> WHAT TO DO
Return all the entries exactly, keeping pictures out.

> STORED RECORDS
## START
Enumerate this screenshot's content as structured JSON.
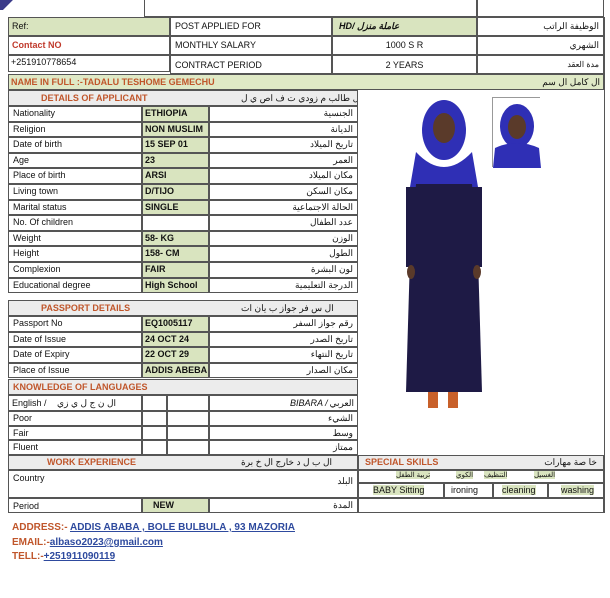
{
  "header": {
    "ref_label": "Ref:",
    "contact_label": "Contact NO",
    "contact_value": "+251910778654",
    "post_applied_label": "POST APPLIED FOR",
    "post_applied_value": "HD/ عاملة منزل",
    "post_applied_ar": "الوظيفة الراتب",
    "monthly_salary_label": "MONTHLY SALARY",
    "monthly_salary_value": "1000 S R",
    "monthly_salary_ar": "الشهري",
    "contract_period_label": "CONTRACT PERIOD",
    "contract_period_value": "2 YEARS",
    "contract_period_ar": "مدة العقد"
  },
  "name_row": {
    "label": "NAME IN FULL :-TADALU TESHOME GEMECHU",
    "ar": "ال كامل ال سم"
  },
  "applicant": {
    "title": "DETAILS OF APPLICANT",
    "title_ar": "ال طالب م زودي ت ف اص ي ل",
    "rows": [
      {
        "label": "Nationality",
        "value": "ETHIOPIA",
        "ar": "الجنسية"
      },
      {
        "label": "Religion",
        "value": "NON MUSLIM",
        "ar": "الديانة"
      },
      {
        "label": "Date of birth",
        "value": "15 SEP 01",
        "ar": "تاريخ الميلاد"
      },
      {
        "label": "Age",
        "value": "23",
        "ar": "العمر"
      },
      {
        "label": "Place of birth",
        "value": "ARSI",
        "ar": "مكان الميلاد"
      },
      {
        "label": "Living town",
        "value": "D/TIJO",
        "ar": "مكان السكن"
      },
      {
        "label": "Marital status",
        "value": "SINGLE",
        "ar": "الحالة الاجتماعية"
      },
      {
        "label": "No. Of children",
        "value": "",
        "ar": "عدد الطفال"
      },
      {
        "label": "Weight",
        "value": "58- KG",
        "ar": "الوزن"
      },
      {
        "label": "Height",
        "value": "158- CM",
        "ar": "الطول"
      },
      {
        "label": "Complexion",
        "value": "FAIR",
        "ar": "لون البشرة"
      },
      {
        "label": "Educational degree",
        "value": "High School",
        "ar": "الدرجة التعليمية"
      }
    ]
  },
  "passport": {
    "title": "PASSPORT DETAILS",
    "title_ar": "ال س فر جواز ب يان ات",
    "rows": [
      {
        "label": "Passport No",
        "value": "EQ1005117",
        "ar": "رقم جواز السفر"
      },
      {
        "label": "Date of Issue",
        "value": "24 OCT 24",
        "ar": "تاريخ الصدر"
      },
      {
        "label": "Date of Expiry",
        "value": "22 OCT 29",
        "ar": "تاريخ النتهاء"
      },
      {
        "label": "Place of Issue",
        "value": "ADDIS ABEBA",
        "ar": "مكان الصدار"
      }
    ]
  },
  "languages": {
    "title": "KNOWLEDGE OF LANGUAGES",
    "english_label": "English /",
    "english_ar": "ال ن ج ل ي زي",
    "arabic_label": "BIBARA /",
    "arabic_ar": "العربي",
    "rows": [
      {
        "label": "Poor",
        "ar": "الشيء"
      },
      {
        "label": "Fair",
        "ar": "وسط"
      },
      {
        "label": "Fluent",
        "ar": "ممتاز"
      }
    ]
  },
  "work": {
    "title": "WORK EXPERIENCE",
    "title_ar": "ال ب ل د خارج ال خ برة",
    "country_label": "Country",
    "country_ar": "البلد",
    "period_label": "Period",
    "period_value": "NEW",
    "period_ar": "المدة"
  },
  "skills": {
    "title": "SPECIAL SKILLS",
    "title_ar": "خا صة مهارات",
    "sub": [
      "تربية الطفل",
      "الكوي",
      "التنظيف",
      "الغسيل"
    ],
    "items": [
      {
        "label": "BABY Sitting"
      },
      {
        "label": "ironing"
      },
      {
        "label": "cleaning"
      },
      {
        "label": "washing"
      }
    ]
  },
  "footer": {
    "address_label": "ADDRESS:-",
    "address_value": "ADDIS ABABA , BOLE BULBULA , 93 MAZORIA",
    "email_label": "EMAIL:-",
    "email_value": "albaso2023@gmail.com",
    "tell_label": "TELL:-",
    "tell_value": "+251911090119"
  },
  "colors": {
    "green_fill": "#d9e4bf",
    "orange_text": "#c0562b",
    "red_text": "#c0392b",
    "link_blue": "#2e4a9e",
    "hijab_blue": "#2f2fb5",
    "dress_navy": "#1e1a45"
  }
}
## END
> RESULT
Enumerate this screenshot's content as structured JSON.
{
  "header": {
    "ref_label": "Ref:",
    "contact_label": "Contact NO",
    "contact_value": "+251910778654",
    "post_applied_label": "POST APPLIED FOR",
    "post_applied_value": "HD/ عاملة منزل",
    "post_applied_ar": "الوظيفة الراتب",
    "monthly_salary_label": "MONTHLY SALARY",
    "monthly_salary_value": "1000 S R",
    "monthly_salary_ar": "الشهري",
    "contract_period_label": "CONTRACT PERIOD",
    "contract_period_value": "2 YEARS",
    "contract_period_ar": "مدة العقد"
  },
  "name_row": {
    "label": "NAME IN FULL :-TADALU TESHOME GEMECHU",
    "ar": "ال كامل ال سم"
  },
  "applicant": {
    "title": "DETAILS OF APPLICANT",
    "title_ar": "ال طالب م زودي ت ف اص ي ل",
    "rows": [
      {
        "label": "Nationality",
        "value": "ETHIOPIA",
        "ar": "الجنسية"
      },
      {
        "label": "Religion",
        "value": "NON MUSLIM",
        "ar": "الديانة"
      },
      {
        "label": "Date of birth",
        "value": "15 SEP 01",
        "ar": "تاريخ الميلاد"
      },
      {
        "label": "Age",
        "value": "23",
        "ar": "العمر"
      },
      {
        "label": "Place of birth",
        "value": "ARSI",
        "ar": "مكان الميلاد"
      },
      {
        "label": "Living town",
        "value": "D/TIJO",
        "ar": "مكان السكن"
      },
      {
        "label": "Marital status",
        "value": "SINGLE",
        "ar": "الحالة الاجتماعية"
      },
      {
        "label": "No. Of children",
        "value": "",
        "ar": "عدد الطفال"
      },
      {
        "label": "Weight",
        "value": "58- KG",
        "ar": "الوزن"
      },
      {
        "label": "Height",
        "value": "158- CM",
        "ar": "الطول"
      },
      {
        "label": "Complexion",
        "value": "FAIR",
        "ar": "لون البشرة"
      },
      {
        "label": "Educational degree",
        "value": "High School",
        "ar": "الدرجة التعليمية"
      }
    ]
  },
  "passport": {
    "title": "PASSPORT DETAILS",
    "title_ar": "ال س فر جواز ب يان ات",
    "rows": [
      {
        "label": "Passport No",
        "value": "EQ1005117",
        "ar": "رقم جواز السفر"
      },
      {
        "label": "Date of Issue",
        "value": "24 OCT 24",
        "ar": "تاريخ الصدر"
      },
      {
        "label": "Date of Expiry",
        "value": "22 OCT 29",
        "ar": "تاريخ النتهاء"
      },
      {
        "label": "Place of Issue",
        "value": "ADDIS ABEBA",
        "ar": "مكان الصدار"
      }
    ]
  },
  "languages": {
    "title": "KNOWLEDGE OF LANGUAGES",
    "english_label": "English /",
    "english_ar": "ال ن ج ل ي زي",
    "arabic_label": "BIBARA /",
    "arabic_ar": "العربي",
    "rows": [
      {
        "label": "Poor",
        "ar": "الشيء"
      },
      {
        "label": "Fair",
        "ar": "وسط"
      },
      {
        "label": "Fluent",
        "ar": "ممتاز"
      }
    ]
  },
  "work": {
    "title": "WORK EXPERIENCE",
    "title_ar": "ال ب ل د خارج ال خ برة",
    "country_label": "Country",
    "country_ar": "البلد",
    "period_label": "Period",
    "period_value": "NEW",
    "period_ar": "المدة"
  },
  "skills": {
    "title": "SPECIAL SKILLS",
    "title_ar": "خا صة مهارات",
    "sub": [
      "تربية الطفل",
      "الكوي",
      "التنظيف",
      "الغسيل"
    ],
    "items": [
      {
        "label": "BABY Sitting"
      },
      {
        "label": "ironing"
      },
      {
        "label": "cleaning"
      },
      {
        "label": "washing"
      }
    ]
  },
  "footer": {
    "address_label": "ADDRESS:-",
    "address_value": "ADDIS ABABA , BOLE BULBULA , 93 MAZORIA",
    "email_label": "EMAIL:-",
    "email_value": "albaso2023@gmail.com",
    "tell_label": "TELL:-",
    "tell_value": "+251911090119"
  },
  "colors": {
    "green_fill": "#d9e4bf",
    "orange_text": "#c0562b",
    "red_text": "#c0392b",
    "link_blue": "#2e4a9e",
    "hijab_blue": "#2f2fb5",
    "dress_navy": "#1e1a45"
  }
}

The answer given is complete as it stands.